### TASK STATEMENT
Repeat the entries that follow verbatim, without any of their pictures.
>> BEGIN
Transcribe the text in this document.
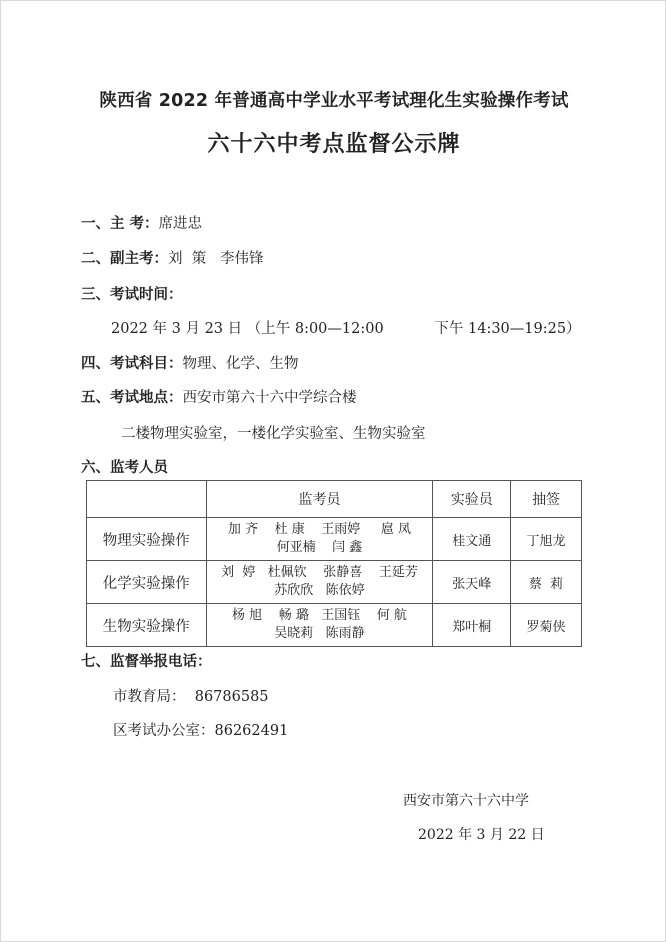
陕西省 2022 年普通高中学业水平考试理化生实验操作考试
六十六中考点监督公示牌
一、主 考：席进忠
二、副主考：刘  策   李伟锋
三、考试时间：
2022 年 3 月 23 日 （上午 8:00—12:00           下午 14:30—19:25）
四、考试科目：物理、化学、生物
五、考试地点：西安市第六十六中学综合楼
二楼物理实验室，一楼化学实验室、生物实验室
六、监考人员
	监考员	实验员	抽签
物理实验操作	加 齐    杜 康    王雨婷     扈 凤
何亚楠    闫 鑫	桂文通	丁旭龙
化学实验操作	刘  婷   杜佩钦    张静喜    王延芳
苏欣欣   陈依婷	张天峰	蔡  莉
生物实验操作	杨 旭    畅 璐   王国钰    何 航
吴晓莉   陈雨静	郑叶桐	罗菊侠
七、监督举报电话：
市教育局：  86786585
区考试办公室：86262491
西安市第六十六中学
2022 年 3 月 22 日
>> END
### SOLUTION TO THIS TASK
Transcribe the text in this document.
陕西省 2022 年普通高中学业水平考试理化生实验操作考试
六十六中考点监督公示牌
一、主 考：席进忠
二、副主考：刘  策   李伟锋
三、考试时间：
2022 年 3 月 23 日 （上午 8:00—12:00           下午 14:30—19:25）
四、考试科目：物理、化学、生物
五、考试地点：西安市第六十六中学综合楼
二楼物理实验室，一楼化学实验室、生物实验室
六、监考人员
	监考员	实验员	抽签
物理实验操作	加 齐    杜 康    王雨婷     扈 凤
何亚楠    闫 鑫	桂文通	丁旭龙
化学实验操作	刘  婷   杜佩钦    张静喜    王延芳
苏欣欣   陈依婷	张天峰	蔡  莉
生物实验操作	杨 旭    畅 璐   王国钰    何 航
吴晓莉   陈雨静	郑叶桐	罗菊侠
七、监督举报电话：
市教育局：  86786585
区考试办公室：86262491
西安市第六十六中学
2022 年 3 月 22 日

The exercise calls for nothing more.